# TASK INPUTS
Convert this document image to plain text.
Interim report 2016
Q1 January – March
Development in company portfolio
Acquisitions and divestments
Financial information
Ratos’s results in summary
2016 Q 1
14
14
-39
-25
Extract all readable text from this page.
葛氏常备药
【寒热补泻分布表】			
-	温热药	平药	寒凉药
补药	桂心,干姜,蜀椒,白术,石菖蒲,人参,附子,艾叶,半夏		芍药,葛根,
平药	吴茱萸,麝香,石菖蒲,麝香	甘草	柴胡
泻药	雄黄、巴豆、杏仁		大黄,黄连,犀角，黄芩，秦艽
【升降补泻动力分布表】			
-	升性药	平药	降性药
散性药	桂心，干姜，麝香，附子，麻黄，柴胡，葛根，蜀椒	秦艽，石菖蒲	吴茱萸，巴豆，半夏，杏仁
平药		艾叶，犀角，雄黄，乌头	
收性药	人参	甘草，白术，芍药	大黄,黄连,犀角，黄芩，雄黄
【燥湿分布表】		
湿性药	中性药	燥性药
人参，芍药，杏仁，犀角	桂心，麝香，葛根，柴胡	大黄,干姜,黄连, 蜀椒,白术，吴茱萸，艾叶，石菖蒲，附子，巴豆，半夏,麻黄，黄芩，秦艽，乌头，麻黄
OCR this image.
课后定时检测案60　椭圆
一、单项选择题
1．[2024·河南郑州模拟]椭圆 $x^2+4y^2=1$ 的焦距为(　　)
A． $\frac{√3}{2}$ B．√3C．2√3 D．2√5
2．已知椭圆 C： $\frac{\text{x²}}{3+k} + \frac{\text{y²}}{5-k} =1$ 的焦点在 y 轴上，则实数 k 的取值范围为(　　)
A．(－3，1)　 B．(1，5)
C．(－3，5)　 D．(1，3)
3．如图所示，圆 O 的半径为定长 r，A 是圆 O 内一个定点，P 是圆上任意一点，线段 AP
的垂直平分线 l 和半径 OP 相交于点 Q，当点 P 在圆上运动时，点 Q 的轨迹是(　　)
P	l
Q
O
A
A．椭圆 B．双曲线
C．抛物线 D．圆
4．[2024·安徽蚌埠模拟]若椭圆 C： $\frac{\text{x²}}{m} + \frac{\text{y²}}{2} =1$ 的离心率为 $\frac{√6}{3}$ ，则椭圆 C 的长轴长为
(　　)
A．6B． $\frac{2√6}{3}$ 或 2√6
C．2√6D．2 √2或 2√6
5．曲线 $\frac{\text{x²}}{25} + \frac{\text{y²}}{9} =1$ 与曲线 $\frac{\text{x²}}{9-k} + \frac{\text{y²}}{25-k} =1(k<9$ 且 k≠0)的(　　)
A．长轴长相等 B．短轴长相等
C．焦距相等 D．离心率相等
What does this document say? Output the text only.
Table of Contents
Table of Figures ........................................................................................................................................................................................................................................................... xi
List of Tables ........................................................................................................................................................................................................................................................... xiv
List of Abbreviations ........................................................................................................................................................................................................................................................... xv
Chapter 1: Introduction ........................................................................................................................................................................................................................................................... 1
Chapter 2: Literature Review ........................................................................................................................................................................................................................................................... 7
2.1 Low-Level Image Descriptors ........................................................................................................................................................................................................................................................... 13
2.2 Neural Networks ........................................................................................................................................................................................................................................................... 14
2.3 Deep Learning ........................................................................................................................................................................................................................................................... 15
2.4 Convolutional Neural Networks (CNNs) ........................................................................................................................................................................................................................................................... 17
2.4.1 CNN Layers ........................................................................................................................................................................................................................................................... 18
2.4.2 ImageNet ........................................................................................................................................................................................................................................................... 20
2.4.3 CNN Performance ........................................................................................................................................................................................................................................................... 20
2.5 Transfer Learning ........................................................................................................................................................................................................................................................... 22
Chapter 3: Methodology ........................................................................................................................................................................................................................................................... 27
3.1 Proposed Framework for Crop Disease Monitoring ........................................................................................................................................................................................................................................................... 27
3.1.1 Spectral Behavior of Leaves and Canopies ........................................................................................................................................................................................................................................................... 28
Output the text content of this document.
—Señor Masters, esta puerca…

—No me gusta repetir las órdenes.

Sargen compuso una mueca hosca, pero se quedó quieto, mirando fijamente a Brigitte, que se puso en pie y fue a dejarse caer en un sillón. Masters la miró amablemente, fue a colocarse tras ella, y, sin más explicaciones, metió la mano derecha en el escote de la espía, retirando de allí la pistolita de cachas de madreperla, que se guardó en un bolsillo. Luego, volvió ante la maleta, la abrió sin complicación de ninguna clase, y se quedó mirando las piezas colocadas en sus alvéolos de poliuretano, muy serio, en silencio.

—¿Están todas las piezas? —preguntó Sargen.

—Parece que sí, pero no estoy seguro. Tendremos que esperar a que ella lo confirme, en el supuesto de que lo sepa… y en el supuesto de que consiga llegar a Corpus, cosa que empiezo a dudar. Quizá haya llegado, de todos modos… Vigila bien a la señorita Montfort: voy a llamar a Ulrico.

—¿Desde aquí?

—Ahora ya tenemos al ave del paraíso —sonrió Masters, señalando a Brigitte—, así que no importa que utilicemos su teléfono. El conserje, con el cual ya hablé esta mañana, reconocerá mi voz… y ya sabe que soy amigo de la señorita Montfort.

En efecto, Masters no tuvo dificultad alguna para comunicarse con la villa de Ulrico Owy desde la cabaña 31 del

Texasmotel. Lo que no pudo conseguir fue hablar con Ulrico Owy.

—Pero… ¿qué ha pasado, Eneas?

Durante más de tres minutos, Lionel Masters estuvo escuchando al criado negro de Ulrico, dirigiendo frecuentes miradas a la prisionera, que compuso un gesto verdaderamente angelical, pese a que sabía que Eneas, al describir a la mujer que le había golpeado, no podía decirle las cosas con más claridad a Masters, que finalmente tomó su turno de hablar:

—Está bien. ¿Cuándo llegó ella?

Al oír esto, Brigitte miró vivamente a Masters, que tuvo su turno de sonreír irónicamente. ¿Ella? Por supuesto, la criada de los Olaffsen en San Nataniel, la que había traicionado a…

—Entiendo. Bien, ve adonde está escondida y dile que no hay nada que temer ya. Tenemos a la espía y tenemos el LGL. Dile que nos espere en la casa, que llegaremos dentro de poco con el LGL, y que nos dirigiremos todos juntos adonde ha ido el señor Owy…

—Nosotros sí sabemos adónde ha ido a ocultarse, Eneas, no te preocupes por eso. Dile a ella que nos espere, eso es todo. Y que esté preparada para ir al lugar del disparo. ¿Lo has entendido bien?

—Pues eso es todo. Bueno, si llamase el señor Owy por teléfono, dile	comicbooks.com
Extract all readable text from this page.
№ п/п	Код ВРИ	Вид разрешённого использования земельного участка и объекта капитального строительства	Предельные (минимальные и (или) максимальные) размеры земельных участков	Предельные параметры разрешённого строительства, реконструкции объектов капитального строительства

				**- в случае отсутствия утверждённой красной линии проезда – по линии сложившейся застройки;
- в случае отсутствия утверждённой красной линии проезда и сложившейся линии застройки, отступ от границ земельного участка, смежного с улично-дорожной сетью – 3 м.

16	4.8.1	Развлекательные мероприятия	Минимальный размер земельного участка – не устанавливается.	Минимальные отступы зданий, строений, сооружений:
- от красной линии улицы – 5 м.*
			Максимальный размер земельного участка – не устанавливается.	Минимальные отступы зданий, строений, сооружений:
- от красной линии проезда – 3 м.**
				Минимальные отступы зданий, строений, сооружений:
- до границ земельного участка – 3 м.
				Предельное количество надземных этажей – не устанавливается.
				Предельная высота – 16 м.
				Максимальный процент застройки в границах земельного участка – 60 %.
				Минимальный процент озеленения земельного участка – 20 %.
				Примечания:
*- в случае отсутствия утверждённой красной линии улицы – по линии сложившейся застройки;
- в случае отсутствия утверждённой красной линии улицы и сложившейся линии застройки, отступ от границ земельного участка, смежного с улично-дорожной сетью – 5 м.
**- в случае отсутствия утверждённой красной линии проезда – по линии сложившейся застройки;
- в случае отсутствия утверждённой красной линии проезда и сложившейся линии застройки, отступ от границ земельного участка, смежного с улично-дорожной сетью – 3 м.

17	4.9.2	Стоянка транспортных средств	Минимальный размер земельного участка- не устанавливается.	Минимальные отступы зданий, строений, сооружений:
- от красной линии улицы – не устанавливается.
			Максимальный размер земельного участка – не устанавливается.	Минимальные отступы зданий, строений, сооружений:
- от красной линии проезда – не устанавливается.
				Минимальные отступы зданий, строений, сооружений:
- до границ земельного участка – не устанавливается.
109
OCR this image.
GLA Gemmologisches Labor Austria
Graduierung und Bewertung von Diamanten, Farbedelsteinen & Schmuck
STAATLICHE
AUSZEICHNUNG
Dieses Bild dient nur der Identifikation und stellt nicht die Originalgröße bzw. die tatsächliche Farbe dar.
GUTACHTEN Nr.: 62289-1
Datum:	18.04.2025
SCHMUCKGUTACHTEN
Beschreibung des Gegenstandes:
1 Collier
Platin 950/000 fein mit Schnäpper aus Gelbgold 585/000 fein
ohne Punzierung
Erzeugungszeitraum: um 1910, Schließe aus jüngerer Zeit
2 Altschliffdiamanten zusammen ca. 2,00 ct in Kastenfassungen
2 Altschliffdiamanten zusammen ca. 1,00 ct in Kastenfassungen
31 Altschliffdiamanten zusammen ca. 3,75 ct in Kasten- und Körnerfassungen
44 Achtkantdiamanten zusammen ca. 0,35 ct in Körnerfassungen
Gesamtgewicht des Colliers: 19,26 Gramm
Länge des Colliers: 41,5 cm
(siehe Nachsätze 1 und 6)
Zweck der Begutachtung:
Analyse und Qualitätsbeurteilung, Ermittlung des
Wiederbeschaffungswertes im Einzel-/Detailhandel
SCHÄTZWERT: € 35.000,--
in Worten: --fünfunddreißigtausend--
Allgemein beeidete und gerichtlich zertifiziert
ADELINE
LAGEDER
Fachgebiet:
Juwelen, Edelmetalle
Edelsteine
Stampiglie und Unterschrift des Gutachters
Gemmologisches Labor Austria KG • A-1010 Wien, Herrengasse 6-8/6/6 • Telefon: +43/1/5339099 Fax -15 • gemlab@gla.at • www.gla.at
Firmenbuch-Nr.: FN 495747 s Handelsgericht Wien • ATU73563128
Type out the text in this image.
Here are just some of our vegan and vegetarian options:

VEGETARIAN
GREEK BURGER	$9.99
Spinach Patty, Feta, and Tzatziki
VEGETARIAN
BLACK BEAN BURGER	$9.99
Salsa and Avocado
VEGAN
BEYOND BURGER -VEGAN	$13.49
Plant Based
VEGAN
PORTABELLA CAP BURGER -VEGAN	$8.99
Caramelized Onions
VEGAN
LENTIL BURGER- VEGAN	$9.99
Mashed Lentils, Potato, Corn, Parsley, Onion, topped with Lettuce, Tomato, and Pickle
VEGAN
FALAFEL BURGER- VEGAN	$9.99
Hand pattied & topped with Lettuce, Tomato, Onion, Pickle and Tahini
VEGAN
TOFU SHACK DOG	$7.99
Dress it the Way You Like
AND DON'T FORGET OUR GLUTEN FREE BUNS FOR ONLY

# THE PROBLEM
Filter out every line that lacks the word "Neural", and copy the rest.

# TASK RESPONSE
2.2 Neural Networks ........................................................................................................................................................................................................................................................... 14
2.4 Convolutional Neural Networks (CNNs) ........................................................................................................................................................................................................................................................... 17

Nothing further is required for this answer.